节选原文 ▸
+++

Codeforces Round #357 (Div. 2)C：Heap Operations

C. Heap Operations

time limit per test

1 second

memory limit per test

256 megabytes

input

standard input

output

standard output

Petya has recently learned data structure named "Binary heap".

The heap he is now operating with allows the following operations:

• put the given number into the heap;
• get the value of the minimum element in the heap;
• extract the minimum element from the heap;

Thus, at any moment of time the heap contains several integers (possibly none), some of them might be equal.

In order to better learn this data structure Petya took an empty heap and applied some operations above to it. Also, he carefully wrote down all the operations and their results to his event log, following the format:

• insert x — put the element with value x in the heap;
• getMin x — the value of the minimum element contained in the heap was equal to x;
• removeMin — the minimum element was extracted from the heap (only one instance, if there were many).

All the operations were correct, i.e. there was at least one element in the heap each time getMin or removeMin operations were applied.

While Petya was away for a lunch, his little brother Vova came to the room, took away some of the pages from Petya's log and used them to make paper boats.

+++

材料问题 ▸
(a) 上面的堆操作题目中，Petya 事件日志格式里规定了哪几种操作记录？请全部列出。
(b) 请把上面的堆操作题目中从“In order to”开始、一直到“there were many).”为止的内容原样打印出来。

相关资料 ▸

+++

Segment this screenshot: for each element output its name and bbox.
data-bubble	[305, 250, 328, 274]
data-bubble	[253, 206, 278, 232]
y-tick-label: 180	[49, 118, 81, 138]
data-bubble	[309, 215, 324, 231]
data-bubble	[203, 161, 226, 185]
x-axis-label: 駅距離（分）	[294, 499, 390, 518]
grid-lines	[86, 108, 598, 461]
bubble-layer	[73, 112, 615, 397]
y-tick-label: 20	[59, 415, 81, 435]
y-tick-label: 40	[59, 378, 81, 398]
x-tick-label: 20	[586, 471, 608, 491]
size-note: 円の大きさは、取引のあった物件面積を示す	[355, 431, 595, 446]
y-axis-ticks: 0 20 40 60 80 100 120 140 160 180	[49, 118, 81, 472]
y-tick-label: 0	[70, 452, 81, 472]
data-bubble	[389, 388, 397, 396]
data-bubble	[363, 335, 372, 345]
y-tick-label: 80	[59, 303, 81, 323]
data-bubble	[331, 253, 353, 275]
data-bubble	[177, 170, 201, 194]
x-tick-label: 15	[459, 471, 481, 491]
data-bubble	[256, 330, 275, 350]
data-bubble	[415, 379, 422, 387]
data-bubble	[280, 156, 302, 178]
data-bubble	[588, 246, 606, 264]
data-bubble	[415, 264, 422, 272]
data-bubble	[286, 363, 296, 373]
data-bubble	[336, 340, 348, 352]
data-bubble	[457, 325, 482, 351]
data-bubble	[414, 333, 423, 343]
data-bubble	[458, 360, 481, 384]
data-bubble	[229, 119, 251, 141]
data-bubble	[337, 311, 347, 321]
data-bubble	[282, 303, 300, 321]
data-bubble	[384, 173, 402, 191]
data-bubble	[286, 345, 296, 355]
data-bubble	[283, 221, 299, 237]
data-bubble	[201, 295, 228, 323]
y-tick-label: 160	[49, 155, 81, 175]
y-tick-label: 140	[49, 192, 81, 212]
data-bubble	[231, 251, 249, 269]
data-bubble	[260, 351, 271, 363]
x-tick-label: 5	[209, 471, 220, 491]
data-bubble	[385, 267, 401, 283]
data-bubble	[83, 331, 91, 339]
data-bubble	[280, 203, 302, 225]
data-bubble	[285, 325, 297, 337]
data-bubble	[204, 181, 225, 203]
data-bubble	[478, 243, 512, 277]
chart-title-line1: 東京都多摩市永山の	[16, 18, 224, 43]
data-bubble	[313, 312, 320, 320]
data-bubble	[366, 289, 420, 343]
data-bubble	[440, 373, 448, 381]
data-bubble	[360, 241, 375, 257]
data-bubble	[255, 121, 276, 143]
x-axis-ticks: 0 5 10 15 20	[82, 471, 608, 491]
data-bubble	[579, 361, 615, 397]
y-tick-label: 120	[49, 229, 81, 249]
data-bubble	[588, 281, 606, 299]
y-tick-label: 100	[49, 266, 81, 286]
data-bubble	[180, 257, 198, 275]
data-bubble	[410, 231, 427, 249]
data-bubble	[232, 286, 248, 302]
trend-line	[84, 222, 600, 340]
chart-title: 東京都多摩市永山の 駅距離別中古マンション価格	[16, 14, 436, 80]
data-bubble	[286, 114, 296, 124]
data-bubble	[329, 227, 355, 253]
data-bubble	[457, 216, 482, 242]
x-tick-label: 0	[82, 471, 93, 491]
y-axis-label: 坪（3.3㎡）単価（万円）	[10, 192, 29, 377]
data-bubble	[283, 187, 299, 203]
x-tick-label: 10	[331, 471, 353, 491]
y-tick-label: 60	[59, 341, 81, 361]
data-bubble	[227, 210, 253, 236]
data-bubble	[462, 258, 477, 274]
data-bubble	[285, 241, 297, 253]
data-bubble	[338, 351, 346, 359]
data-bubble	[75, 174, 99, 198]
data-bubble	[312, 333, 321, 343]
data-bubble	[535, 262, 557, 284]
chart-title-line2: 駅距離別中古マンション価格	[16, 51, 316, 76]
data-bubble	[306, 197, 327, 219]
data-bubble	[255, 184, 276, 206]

+++

各题答案 ▸
(a) insert x、getMin x、removeMin

(b)
In order to better learn this data structure Petya took an empty heap and applied some operations above to it. Also, he carefully wrote down all the operations and their results to his event log, following the format:

• insert x — put the element with value x in the heap;
• getMin x — the value of the minimum element contained in the heap was equal to x;
• removeMin — the minimum element was extracted from the heap (only one instance, if there were many).